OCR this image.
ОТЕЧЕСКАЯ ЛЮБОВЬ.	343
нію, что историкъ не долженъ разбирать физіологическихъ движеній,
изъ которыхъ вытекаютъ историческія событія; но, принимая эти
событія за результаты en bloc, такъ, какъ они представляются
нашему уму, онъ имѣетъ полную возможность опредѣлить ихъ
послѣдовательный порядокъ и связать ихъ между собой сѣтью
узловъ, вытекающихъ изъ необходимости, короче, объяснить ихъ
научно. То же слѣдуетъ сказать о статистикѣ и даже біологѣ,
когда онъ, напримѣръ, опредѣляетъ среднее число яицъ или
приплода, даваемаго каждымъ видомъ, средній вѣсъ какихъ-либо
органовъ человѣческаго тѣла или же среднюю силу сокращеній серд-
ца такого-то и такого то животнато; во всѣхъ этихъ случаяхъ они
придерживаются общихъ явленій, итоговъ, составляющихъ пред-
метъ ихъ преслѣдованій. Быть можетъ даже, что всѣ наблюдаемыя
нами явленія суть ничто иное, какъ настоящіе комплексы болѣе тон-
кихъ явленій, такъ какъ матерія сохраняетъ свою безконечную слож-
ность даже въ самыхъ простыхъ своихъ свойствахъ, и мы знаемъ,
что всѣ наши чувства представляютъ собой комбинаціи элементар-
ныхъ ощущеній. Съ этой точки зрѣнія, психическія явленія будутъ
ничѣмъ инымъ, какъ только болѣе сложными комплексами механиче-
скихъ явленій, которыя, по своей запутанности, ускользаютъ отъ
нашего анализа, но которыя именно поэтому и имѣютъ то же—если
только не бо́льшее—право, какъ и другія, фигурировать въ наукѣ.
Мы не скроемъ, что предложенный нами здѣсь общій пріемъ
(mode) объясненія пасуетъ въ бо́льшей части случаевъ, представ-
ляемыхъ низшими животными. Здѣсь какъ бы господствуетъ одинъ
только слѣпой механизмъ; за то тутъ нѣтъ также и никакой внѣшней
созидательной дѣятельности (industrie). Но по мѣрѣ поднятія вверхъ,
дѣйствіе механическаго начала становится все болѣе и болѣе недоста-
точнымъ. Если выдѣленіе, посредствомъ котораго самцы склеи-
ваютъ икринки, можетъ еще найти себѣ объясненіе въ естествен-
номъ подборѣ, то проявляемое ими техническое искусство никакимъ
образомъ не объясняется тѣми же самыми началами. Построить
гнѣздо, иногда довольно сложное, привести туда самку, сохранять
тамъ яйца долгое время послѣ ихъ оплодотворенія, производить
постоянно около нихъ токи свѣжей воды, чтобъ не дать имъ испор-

Work to be completed >> Copy every line of the records word for word.

Completed exercise >>
OCR this image.
ОТЕЧЕСКАЯ ЛЮБОВЬ.	343
нію, что историкъ не долженъ разбирать физіологическихъ движеній,
изъ которыхъ вытекаютъ историческія событія; но, принимая эти
событія за результаты en bloc, такъ, какъ они представляются
нашему уму, онъ имѣетъ полную возможность опредѣлить ихъ
послѣдовательный порядокъ и связать ихъ между собой сѣтью
узловъ, вытекающихъ изъ необходимости, короче, объяснить ихъ
научно. То же слѣдуетъ сказать о статистикѣ и даже біологѣ,
когда онъ, напримѣръ, опредѣляетъ среднее число яицъ или
приплода, даваемаго каждымъ видомъ, средній вѣсъ какихъ-либо
органовъ человѣческаго тѣла или же среднюю силу сокращеній серд-
ца такого-то и такого то животнато; во всѣхъ этихъ случаяхъ они
придерживаются общихъ явленій, итоговъ, составляющихъ пред-
метъ ихъ преслѣдованій. Быть можетъ даже, что всѣ наблюдаемыя
нами явленія суть ничто иное, какъ настоящіе комплексы болѣе тон-
кихъ явленій, такъ какъ матерія сохраняетъ свою безконечную слож-
ность даже въ самыхъ простыхъ своихъ свойствахъ, и мы знаемъ,
что всѣ наши чувства представляютъ собой комбинаціи элементар-
ныхъ ощущеній. Съ этой точки зрѣнія, психическія явленія будутъ
ничѣмъ инымъ, какъ только болѣе сложными комплексами механиче-
скихъ явленій, которыя, по своей запутанности, ускользаютъ отъ
нашего анализа, но которыя именно поэтому и имѣютъ то же—если
только не бо́льшее—право, какъ и другія, фигурировать въ наукѣ.
Мы не скроемъ, что предложенный нами здѣсь общій пріемъ
(mode) объясненія пасуетъ въ бо́льшей части случаевъ, представ-
ляемыхъ низшими животными. Здѣсь какъ бы господствуетъ одинъ
только слѣпой механизмъ; за то тутъ нѣтъ также и никакой внѣшней
созидательной дѣятельности (industrie). Но по мѣрѣ поднятія вверхъ,
дѣйствіе механическаго начала становится все болѣе и болѣе недоста-
точнымъ. Если выдѣленіе, посредствомъ котораго самцы склеи-
ваютъ икринки, можетъ еще найти себѣ объясненіе въ естествен-
номъ подборѣ, то проявляемое ими техническое искусство никакимъ
образомъ не объясняется тѣми же самыми началами. Построить
гнѣздо, иногда довольно сложное, привести туда самку, сохранять
тамъ яйца долгое время послѣ ихъ оплодотворенія, производить
постоянно около нихъ токи свѣжей воды, чтобъ не дать имъ испор-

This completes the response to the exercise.